(Dataset entries)
BEGIN
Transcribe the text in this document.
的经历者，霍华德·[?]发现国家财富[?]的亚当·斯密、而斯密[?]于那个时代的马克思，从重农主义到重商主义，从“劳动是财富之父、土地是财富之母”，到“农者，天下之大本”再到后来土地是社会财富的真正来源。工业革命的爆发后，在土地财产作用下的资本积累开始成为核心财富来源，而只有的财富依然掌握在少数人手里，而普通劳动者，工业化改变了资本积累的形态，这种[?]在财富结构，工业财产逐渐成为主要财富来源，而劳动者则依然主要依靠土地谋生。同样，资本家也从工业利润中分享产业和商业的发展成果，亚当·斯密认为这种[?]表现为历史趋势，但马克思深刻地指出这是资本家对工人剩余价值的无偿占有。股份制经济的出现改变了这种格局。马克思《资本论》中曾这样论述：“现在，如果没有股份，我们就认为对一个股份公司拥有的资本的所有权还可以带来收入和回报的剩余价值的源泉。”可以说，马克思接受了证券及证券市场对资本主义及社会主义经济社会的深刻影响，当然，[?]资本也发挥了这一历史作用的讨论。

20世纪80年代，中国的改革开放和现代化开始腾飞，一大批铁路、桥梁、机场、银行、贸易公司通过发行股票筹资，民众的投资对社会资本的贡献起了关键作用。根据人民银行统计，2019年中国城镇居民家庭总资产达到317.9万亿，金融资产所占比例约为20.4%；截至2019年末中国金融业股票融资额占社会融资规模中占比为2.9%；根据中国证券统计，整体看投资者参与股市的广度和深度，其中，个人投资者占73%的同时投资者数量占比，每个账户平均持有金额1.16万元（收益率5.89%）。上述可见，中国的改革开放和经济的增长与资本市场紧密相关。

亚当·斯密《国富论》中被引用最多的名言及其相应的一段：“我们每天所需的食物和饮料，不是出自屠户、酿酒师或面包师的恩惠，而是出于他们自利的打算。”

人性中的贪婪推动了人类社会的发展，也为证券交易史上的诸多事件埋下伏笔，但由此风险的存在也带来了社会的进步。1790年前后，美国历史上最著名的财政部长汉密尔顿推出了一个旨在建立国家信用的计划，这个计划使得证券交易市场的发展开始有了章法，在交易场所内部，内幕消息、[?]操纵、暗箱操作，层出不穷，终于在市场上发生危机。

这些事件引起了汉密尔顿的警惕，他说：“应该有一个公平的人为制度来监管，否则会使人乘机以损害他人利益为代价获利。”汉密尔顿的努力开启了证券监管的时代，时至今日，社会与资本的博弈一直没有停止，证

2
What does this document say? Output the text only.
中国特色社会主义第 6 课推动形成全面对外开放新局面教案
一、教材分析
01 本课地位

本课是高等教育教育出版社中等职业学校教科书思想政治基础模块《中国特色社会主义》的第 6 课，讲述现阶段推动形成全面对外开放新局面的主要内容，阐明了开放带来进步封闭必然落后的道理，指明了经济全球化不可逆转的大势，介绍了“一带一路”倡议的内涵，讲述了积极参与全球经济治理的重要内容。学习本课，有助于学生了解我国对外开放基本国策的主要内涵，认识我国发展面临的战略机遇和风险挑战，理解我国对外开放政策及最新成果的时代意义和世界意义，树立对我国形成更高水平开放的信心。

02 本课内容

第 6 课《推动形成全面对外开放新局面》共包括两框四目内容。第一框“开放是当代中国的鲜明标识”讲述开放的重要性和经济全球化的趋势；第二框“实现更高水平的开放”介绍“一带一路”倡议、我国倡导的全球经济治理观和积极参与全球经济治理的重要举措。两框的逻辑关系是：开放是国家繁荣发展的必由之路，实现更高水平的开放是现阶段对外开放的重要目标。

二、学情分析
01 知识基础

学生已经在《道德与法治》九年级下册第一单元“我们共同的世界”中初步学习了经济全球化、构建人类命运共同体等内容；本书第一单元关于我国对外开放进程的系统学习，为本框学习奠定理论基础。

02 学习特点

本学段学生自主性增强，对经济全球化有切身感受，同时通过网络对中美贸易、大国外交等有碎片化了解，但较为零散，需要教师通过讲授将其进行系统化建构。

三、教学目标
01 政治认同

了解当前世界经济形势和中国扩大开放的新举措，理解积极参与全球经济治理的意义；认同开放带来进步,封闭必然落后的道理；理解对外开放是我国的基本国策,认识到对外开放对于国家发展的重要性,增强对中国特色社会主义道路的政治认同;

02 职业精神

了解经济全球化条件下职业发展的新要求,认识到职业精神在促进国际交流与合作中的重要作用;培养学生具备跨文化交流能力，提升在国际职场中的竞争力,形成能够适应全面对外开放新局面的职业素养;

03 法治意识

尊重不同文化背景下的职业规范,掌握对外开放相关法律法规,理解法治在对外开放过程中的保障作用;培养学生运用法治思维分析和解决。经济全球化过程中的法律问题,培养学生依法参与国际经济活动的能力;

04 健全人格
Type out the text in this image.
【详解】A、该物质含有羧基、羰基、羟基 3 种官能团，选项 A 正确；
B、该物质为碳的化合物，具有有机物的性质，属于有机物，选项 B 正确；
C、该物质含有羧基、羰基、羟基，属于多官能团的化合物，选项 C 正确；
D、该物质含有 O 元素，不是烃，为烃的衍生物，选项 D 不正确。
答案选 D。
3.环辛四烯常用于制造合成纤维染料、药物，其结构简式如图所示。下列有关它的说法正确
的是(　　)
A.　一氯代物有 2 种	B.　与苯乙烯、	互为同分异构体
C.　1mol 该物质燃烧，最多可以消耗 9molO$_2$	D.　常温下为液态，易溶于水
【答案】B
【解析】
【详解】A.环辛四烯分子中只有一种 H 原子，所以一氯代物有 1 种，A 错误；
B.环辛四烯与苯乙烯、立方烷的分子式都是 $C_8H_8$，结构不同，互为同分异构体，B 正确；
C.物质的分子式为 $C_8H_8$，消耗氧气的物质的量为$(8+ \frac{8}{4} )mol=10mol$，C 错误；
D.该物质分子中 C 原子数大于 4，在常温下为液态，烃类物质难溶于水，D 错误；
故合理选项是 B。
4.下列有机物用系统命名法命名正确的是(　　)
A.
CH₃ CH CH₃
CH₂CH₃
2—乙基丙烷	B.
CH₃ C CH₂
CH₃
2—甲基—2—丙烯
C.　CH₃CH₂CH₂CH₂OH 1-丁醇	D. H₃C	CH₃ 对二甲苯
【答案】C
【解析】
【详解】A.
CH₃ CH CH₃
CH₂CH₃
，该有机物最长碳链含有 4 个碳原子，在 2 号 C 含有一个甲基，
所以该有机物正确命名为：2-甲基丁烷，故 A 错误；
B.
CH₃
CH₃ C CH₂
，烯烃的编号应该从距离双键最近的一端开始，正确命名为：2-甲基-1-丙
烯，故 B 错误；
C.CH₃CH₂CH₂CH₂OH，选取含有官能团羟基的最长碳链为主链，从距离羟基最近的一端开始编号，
END
BEGIN
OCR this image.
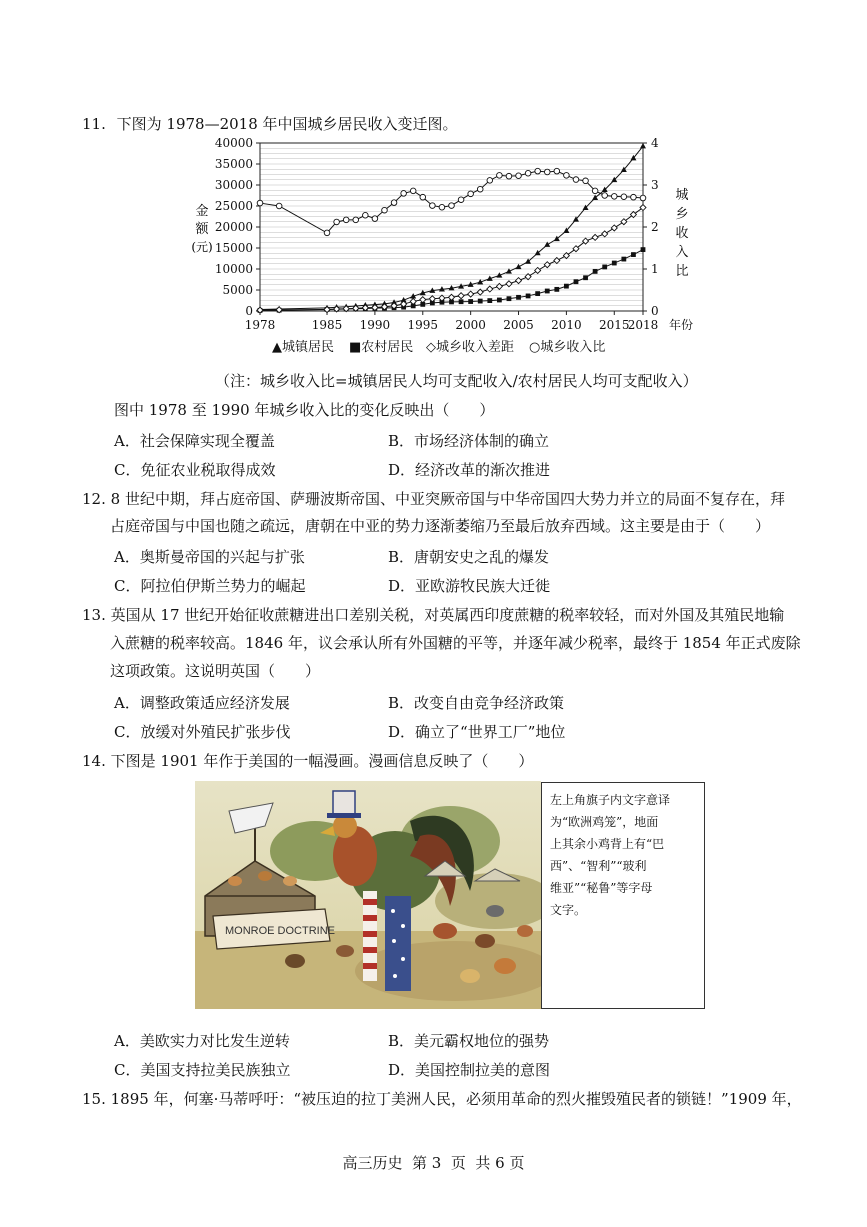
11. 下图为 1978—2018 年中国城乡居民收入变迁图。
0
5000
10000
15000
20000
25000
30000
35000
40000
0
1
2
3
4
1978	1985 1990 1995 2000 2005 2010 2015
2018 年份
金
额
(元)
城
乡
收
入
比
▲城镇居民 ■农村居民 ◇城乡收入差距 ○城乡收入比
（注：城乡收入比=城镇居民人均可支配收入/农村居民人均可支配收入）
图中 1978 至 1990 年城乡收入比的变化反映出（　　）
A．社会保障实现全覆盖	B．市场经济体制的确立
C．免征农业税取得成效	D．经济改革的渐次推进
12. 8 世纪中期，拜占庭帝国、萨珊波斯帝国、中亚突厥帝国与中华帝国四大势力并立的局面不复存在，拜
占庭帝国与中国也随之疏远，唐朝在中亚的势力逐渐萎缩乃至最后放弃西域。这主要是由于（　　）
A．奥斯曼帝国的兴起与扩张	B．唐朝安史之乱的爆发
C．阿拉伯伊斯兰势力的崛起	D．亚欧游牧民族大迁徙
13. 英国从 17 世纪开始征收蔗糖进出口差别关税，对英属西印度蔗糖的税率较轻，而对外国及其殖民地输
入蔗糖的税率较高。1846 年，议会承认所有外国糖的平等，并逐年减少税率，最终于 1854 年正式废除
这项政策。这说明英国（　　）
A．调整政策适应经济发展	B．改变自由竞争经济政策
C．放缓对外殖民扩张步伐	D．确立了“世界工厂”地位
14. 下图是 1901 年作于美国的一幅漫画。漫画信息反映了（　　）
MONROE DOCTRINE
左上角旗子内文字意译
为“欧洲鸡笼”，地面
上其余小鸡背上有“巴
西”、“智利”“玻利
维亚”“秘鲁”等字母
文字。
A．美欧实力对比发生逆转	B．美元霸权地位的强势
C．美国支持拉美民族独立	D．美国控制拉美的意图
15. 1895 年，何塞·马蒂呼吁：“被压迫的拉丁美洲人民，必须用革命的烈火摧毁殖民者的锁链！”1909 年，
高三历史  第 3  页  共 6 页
END
BEGIN
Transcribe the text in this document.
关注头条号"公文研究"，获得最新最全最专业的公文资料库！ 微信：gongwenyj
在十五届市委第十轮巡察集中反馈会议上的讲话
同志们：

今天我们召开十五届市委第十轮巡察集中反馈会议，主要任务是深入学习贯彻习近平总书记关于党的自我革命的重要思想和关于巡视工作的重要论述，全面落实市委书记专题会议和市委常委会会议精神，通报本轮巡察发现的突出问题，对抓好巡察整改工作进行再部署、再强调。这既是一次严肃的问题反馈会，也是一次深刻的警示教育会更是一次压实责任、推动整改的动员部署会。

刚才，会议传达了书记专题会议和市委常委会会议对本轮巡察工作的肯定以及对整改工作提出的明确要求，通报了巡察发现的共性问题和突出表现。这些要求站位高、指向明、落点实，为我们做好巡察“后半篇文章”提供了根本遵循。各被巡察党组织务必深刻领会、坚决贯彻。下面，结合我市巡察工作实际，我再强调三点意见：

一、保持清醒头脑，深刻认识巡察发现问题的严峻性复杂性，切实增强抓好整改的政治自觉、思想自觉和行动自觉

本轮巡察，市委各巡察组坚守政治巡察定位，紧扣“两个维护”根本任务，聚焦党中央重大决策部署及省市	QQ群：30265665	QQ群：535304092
END
Exercise goal: Pull out the lines above in which the word "一带一路" appears.

Expected output:
本课是高等教育教育出版社中等职业学校教科书思想政治基础模块《中国特色社会主义》的第 6 课，讲述现阶段推动形成全面对外开放新局面的主要内容，阐明了开放带来进步封闭必然落后的道理，指明了经济全球化不可逆转的大势，介绍了“一带一路”倡议的内涵，讲述了积极参与全球经济治理的重要内容。学习本课，有助于学生了解我国对外开放基本国策的主要内涵，认识我国发展面临的战略机遇和风险挑战，理解我国对外开放政策及最新成果的时代意义和世界意义，树立对我国形成更高水平开放的信心。
第 6 课《推动形成全面对外开放新局面》共包括两框四目内容。第一框“开放是当代中国的鲜明标识”讲述开放的重要性和经济全球化的趋势；第二框“实现更高水平的开放”介绍“一带一路”倡议、我国倡导的全球经济治理观和积极参与全球经济治理的重要举措。两框的逻辑关系是：开放是国家繁荣发展的必由之路，实现更高水平的开放是现阶段对外开放的重要目标。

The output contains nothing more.